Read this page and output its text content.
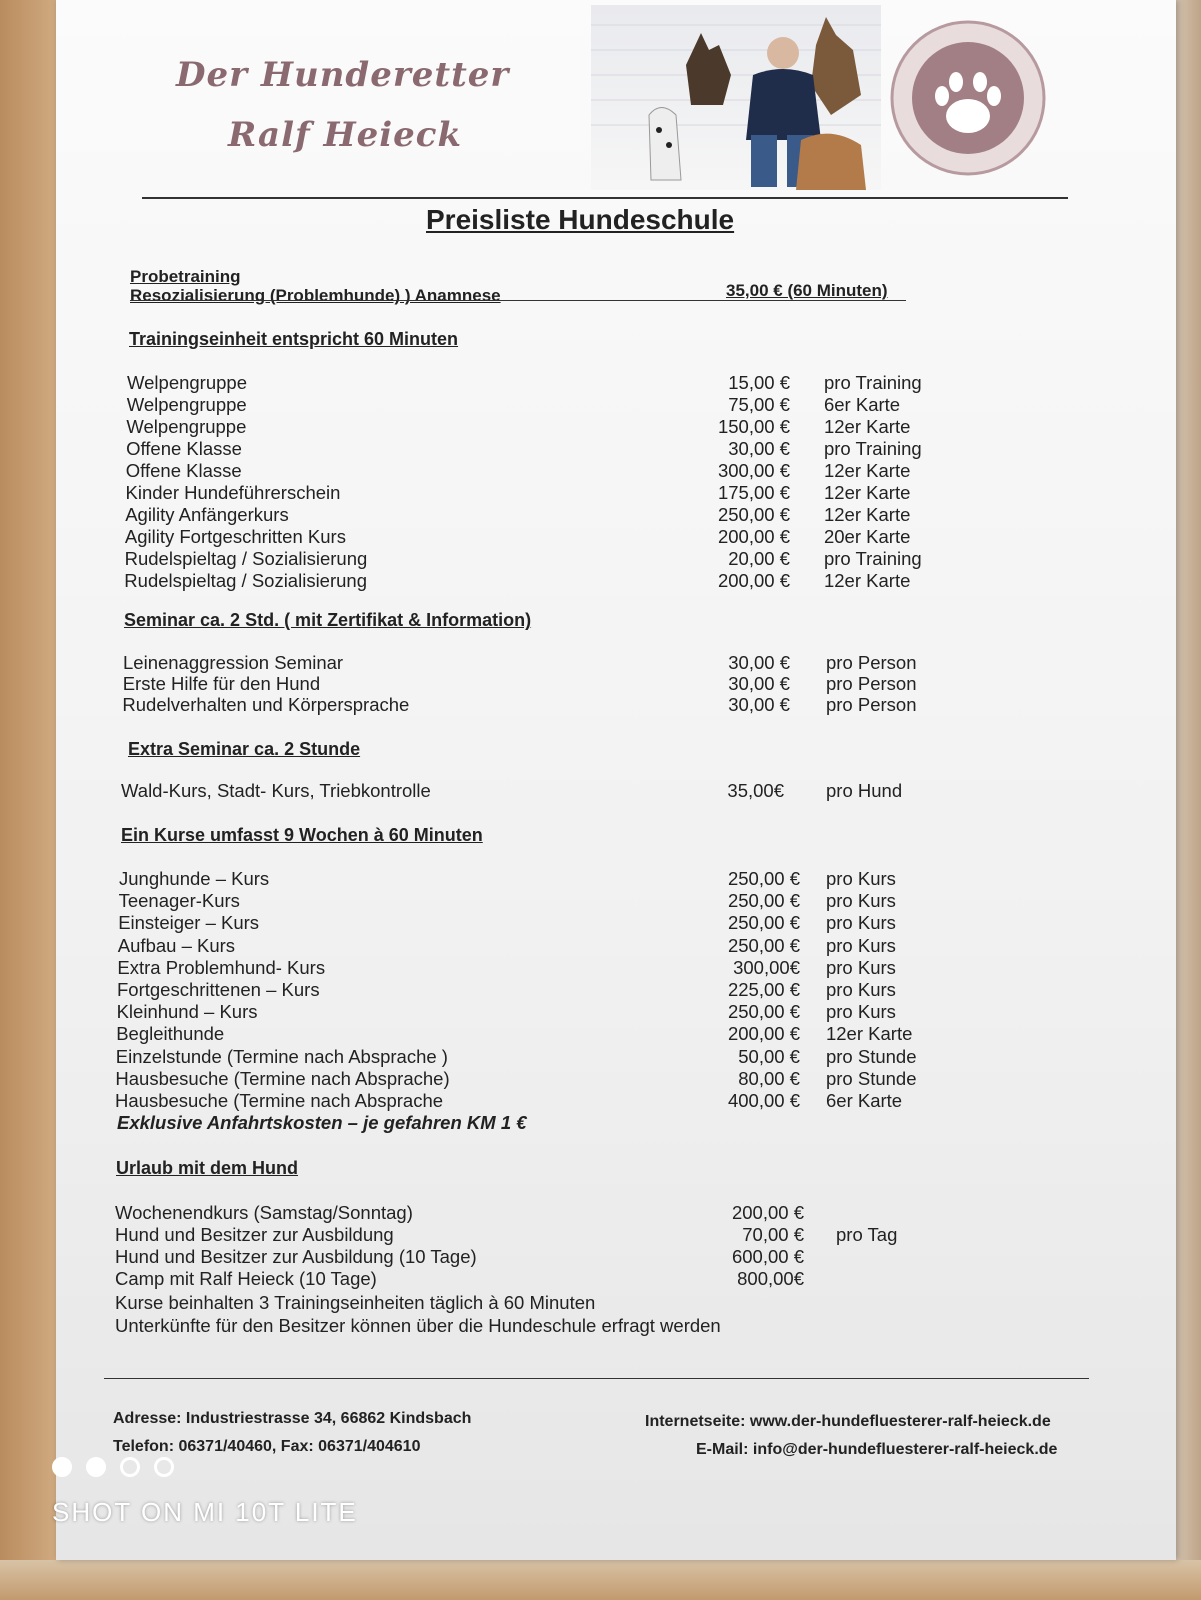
Der Hunderetter
Ralf Heieck
Preisliste Hundeschule
Probetraining
Resozialisierung (Problemhunde) ) Anamnese	35,00 € (60 Minuten)
Trainingseinheit entspricht 60 Minuten
Welpengruppe	15,00 € pro Training
Welpengruppe	75,00 € 6er Karte
Welpengruppe	150,00 € 12er Karte
Offene Klasse	30,00 € pro Training
Offene Klasse	300,00 € 12er Karte
Kinder Hundeführerschein	175,00 € 12er Karte
Agility Anfängerkurs	250,00 € 12er Karte
Agility Fortgeschritten Kurs	200,00 € 20er Karte
Rudelspieltag / Sozialisierung	20,00 € pro Training
Rudelspieltag / Sozialisierung	200,00 € 12er Karte
Seminar ca. 2 Std. ( mit Zertifikat & Information)
Leinenaggression Seminar	30,00 € pro Person
Erste Hilfe für den Hund	30,00 € pro Person
Rudelverhalten und Körpersprache	30,00 € pro Person
Extra Seminar ca. 2 Stunde
Wald-Kurs, Stadt- Kurs, Triebkontrolle	35,00€ pro Hund
Ein Kurse umfasst 9 Wochen à 60 Minuten
Junghunde – Kurs	250,00 € pro Kurs
Teenager-Kurs	250,00 € pro Kurs
Einsteiger – Kurs	250,00 € pro Kurs
Aufbau – Kurs	250,00 € pro Kurs
Extra Problemhund- Kurs	300,00€ pro Kurs
Fortgeschrittenen – Kurs	225,00 € pro Kurs
Kleinhund – Kurs	250,00 € pro Kurs
Begleithunde	200,00 € 12er Karte
Einzelstunde (Termine nach Absprache )	50,00 € pro Stunde
Hausbesuche (Termine nach Absprache)	80,00 € pro Stunde
Hausbesuche (Termine nach Absprache	400,00 € 6er Karte
Exklusive Anfahrtskosten – je gefahren KM 1 €
Urlaub mit dem Hund
Wochenendkurs (Samstag/Sonntag)	200,00 €
Hund und Besitzer zur Ausbildung	70,00 € pro Tag
Hund und Besitzer zur Ausbildung (10 Tage)	600,00 €
Camp mit Ralf Heieck (10 Tage)	800,00€
Kurse beinhalten 3 Trainingseinheiten täglich à 60 Minuten
Unterkünfte für den Besitzer können über die Hundeschule erfragt werden
Adresse: Industriestrasse 34, 66862 Kindsbach
Telefon: 06371/40460, Fax: 06371/404610
Internetseite: www.der-hundefluesterer-ralf-heieck.de
E-Mail: info@der-hundefluesterer-ralf-heieck.de
SHOT ON MI 10T LITE
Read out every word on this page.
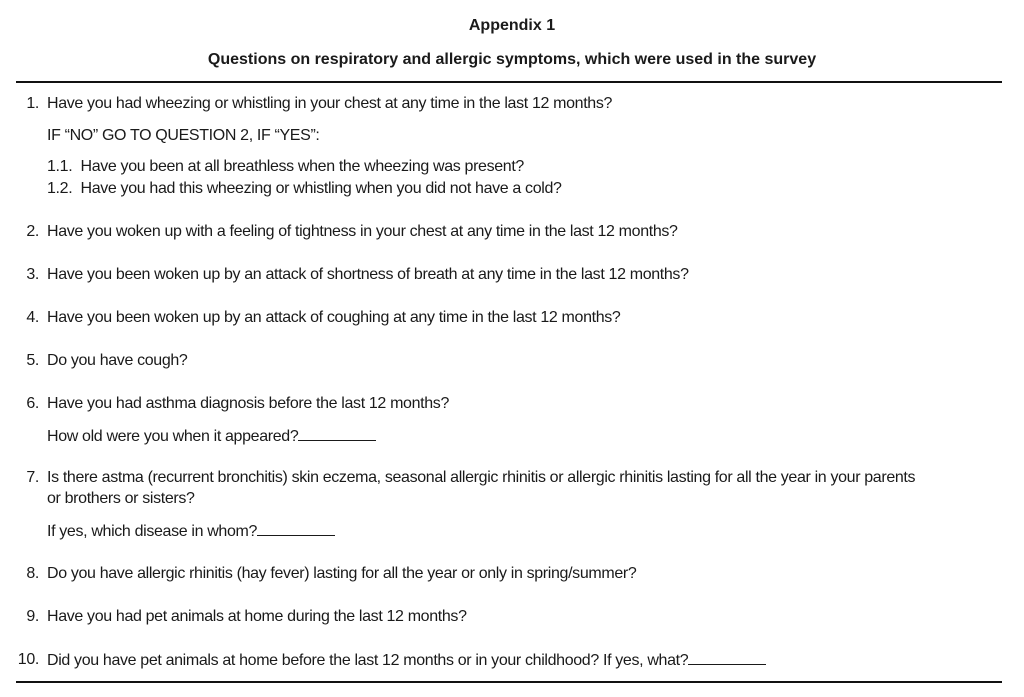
Appendix 1
Questions on respiratory and allergic symptoms, which were used in the survey
1. Have you had wheezing or whistling in your chest at any time in the last 12 months?
IF “NO” GO TO QUESTION 2, IF “YES”:
1.1. Have you been at all breathless when the wheezing was present?
1.2. Have you had this wheezing or whistling when you did not have a cold?
2. Have you woken up with a feeling of tightness in your chest at any time in the last 12 months?
3. Have you been woken up by an attack of shortness of breath at any time in the last 12 months?
4. Have you been woken up by an attack of coughing at any time in the last 12 months?
5. Do you have cough?
6. Have you had asthma diagnosis before the last 12 months?
How old were you when it appeared?
7. Is there astma (recurrent bronchitis) skin eczema, seasonal allergic rhinitis or allergic rhinitis lasting for all the year in your parents
or brothers or sisters?
If yes, which disease in whom?
8. Do you have allergic rhinitis (hay fever) lasting for all the year or only in spring/summer?
9. Have you had pet animals at home during the last 12 months?
10. Did you have pet animals at home before the last 12 months or in your childhood? If yes, what?
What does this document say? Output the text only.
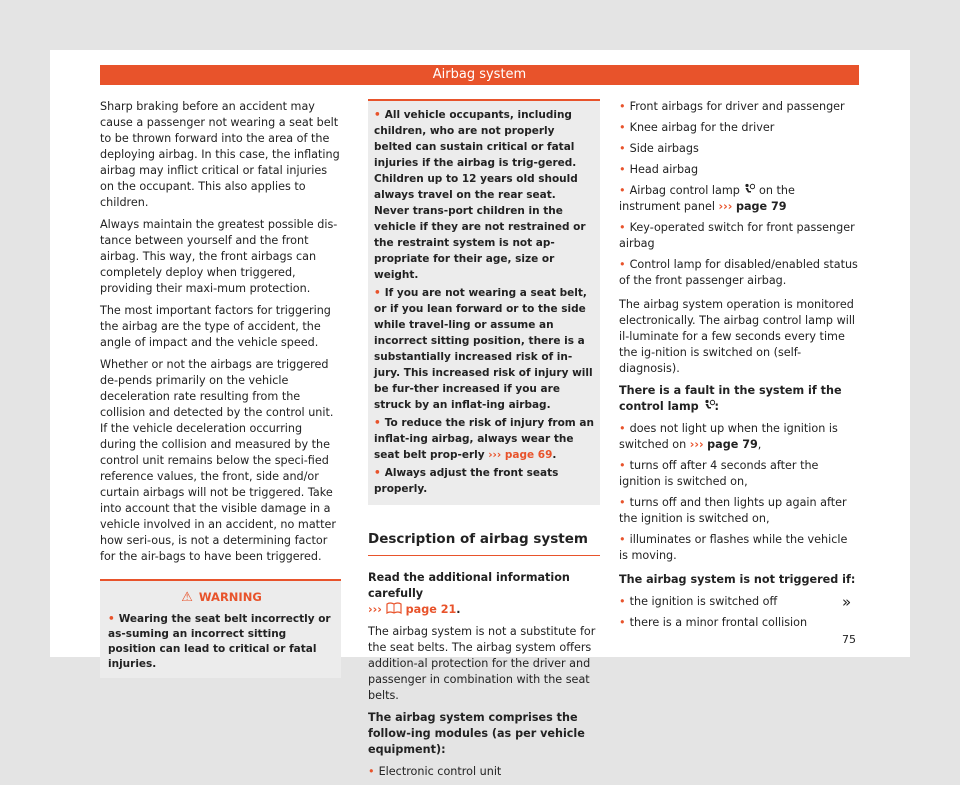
Airbag system

Sharp braking before an accident may cause a passenger not wearing a seat belt to be thrown forward into the area of the deploying airbag. In this case, the inflating airbag may inflict critical or fatal injuries on the occupant. This also applies to children.

Always maintain the greatest possible dis-tance between yourself and the front airbag. This way, the front airbags can completely deploy when triggered, providing their maxi-mum protection.

The most important factors for triggering the airbag are the type of accident, the angle of impact and the vehicle speed.

Whether or not the airbags are triggered de-pends primarily on the vehicle deceleration rate resulting from the collision and detected by the control unit. If the vehicle deceleration occurring during the collision and measured by the control unit remains below the speci-fied reference values, the front, side and/or curtain airbags will not be triggered. Take into account that the visible damage in a vehicle involved in an accident, no matter how seri-ous, is not a determining factor for the air-bags to have been triggered.

⚠ WARNING
• Wearing the seat belt incorrectly or as-suming an incorrect sitting position can lead to critical or fatal injuries.
• All vehicle occupants, including children, who are not properly belted can sustain critical or fatal injuries if the airbag is trig-gered. Children up to 12 years old should always travel on the rear seat. Never trans-port children in the vehicle if they are not restrained or the restraint system is not ap-propriate for their age, size or weight.
• If you are not wearing a seat belt, or if you lean forward or to the side while travel-ling or assume an incorrect sitting position, there is a substantially increased risk of in-jury. This increased risk of injury will be fur-ther increased if you are struck by an inflat-ing airbag.
• To reduce the risk of injury from an inflat-ing airbag, always wear the seat belt prop-erly ››› page 69.
• Always adjust the front seats properly.
Description of airbag system

Read the additional information carefully
››› page 21.

The airbag system is not a substitute for the seat belts. The airbag system offers addition-al protection for the driver and passenger in combination with the seat belts.

The airbag system comprises the follow-ing modules (as per vehicle equipment):

• Electronic control unit
• Front airbags for driver and passenger
• Knee airbag for the driver
• Side airbags
• Head airbag
• Airbag control lamp on the instrument panel ››› page 79
• Key-operated switch for front passenger airbag
• Control lamp for disabled/enabled status of the front passenger airbag.

The airbag system operation is monitored electronically. The airbag control lamp will il-luminate for a few seconds every time the ig-nition is switched on (self-diagnosis).

There is a fault in the system if the control lamp :

• does not light up when the ignition is switched on ››› page 79,
• turns off after 4 seconds after the ignition is switched on,
• turns off and then lights up again after the ignition is switched on,
• illuminates or flashes while the vehicle is moving.

The airbag system is not triggered if:

• the ignition is switched off
• there is a minor frontal collision
»
75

◆ REQUIRED TASK
Copy every line above in which the string "diagnosis" shows up.

◆ TASK SOLUTION
6. Have you had asthma diagnosis before the last 12 months?
The airbag system operation is monitored electronically. The airbag control lamp will il-luminate for a few seconds every time the ig-nition is switched on (self-diagnosis).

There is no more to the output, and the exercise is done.